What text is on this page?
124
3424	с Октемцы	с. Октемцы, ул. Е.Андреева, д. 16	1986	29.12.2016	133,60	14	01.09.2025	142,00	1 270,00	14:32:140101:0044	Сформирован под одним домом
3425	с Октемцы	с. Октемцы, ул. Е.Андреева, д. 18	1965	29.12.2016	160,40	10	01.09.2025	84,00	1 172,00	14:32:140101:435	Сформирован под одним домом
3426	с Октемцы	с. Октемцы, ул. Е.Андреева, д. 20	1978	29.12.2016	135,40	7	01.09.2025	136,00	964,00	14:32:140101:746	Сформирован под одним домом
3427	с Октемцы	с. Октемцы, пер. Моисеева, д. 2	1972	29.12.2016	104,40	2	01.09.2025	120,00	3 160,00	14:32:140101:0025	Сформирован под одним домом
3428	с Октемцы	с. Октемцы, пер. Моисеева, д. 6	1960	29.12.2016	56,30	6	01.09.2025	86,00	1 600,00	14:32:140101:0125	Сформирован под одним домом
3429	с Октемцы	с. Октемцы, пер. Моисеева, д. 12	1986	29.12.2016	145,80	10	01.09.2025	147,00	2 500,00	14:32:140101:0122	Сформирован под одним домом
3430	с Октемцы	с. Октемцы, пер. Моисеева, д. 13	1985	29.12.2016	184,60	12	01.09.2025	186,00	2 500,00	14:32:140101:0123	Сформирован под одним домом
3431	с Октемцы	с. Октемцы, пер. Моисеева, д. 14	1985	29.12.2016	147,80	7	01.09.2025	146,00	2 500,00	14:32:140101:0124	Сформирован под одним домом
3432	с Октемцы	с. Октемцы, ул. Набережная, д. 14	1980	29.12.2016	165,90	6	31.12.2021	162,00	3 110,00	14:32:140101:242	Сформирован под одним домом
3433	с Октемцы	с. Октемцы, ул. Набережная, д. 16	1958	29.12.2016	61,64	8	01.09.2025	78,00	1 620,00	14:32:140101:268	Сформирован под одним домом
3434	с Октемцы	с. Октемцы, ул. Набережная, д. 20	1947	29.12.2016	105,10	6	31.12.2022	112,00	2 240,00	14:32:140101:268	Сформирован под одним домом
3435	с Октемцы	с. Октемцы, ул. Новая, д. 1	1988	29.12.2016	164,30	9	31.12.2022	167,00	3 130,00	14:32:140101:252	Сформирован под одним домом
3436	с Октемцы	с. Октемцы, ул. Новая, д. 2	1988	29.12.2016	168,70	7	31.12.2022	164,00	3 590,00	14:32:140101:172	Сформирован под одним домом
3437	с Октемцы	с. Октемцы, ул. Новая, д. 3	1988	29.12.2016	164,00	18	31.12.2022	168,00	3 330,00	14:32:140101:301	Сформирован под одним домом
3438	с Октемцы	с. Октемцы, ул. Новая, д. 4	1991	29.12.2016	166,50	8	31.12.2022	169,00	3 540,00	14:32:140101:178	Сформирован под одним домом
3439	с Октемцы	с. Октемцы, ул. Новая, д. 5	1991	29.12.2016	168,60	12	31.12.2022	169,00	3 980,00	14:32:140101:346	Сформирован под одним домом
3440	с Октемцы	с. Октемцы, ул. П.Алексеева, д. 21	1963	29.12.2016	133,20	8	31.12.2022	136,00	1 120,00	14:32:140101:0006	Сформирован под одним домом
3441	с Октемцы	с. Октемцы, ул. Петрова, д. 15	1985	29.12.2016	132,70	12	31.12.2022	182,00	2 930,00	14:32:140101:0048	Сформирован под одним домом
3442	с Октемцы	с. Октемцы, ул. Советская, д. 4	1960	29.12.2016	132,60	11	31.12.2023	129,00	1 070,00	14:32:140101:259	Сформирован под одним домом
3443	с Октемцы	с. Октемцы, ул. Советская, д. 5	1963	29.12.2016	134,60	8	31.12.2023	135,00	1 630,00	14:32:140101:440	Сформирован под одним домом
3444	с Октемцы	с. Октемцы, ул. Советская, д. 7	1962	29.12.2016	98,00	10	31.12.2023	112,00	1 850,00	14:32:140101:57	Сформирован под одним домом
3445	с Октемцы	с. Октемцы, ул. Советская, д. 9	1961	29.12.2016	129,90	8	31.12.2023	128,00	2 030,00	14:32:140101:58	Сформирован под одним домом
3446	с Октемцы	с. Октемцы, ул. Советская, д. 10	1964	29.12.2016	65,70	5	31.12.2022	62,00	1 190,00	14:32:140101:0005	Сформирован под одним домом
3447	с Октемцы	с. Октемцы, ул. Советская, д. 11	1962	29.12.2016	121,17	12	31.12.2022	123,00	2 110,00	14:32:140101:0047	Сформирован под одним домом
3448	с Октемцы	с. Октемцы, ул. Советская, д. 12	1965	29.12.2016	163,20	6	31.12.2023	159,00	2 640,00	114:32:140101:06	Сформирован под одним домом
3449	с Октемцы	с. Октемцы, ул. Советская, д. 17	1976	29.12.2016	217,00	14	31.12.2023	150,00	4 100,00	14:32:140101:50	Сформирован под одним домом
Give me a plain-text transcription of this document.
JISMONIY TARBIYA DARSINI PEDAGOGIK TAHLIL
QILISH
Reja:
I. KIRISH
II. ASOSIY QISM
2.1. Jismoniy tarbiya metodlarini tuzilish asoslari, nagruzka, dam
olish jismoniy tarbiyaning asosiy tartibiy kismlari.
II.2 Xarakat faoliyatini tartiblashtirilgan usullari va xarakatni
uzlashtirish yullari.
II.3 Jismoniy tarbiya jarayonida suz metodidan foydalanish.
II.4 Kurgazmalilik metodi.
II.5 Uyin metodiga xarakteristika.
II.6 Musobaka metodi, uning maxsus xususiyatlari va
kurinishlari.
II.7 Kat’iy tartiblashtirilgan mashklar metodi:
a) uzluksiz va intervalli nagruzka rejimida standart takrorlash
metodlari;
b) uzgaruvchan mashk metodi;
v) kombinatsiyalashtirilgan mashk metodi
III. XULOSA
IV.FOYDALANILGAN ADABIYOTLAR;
········
> _Task goal_
Within the entries above, report how many lines include "Новая", and keep the answer to the number.

> _Answer to the exercise_
5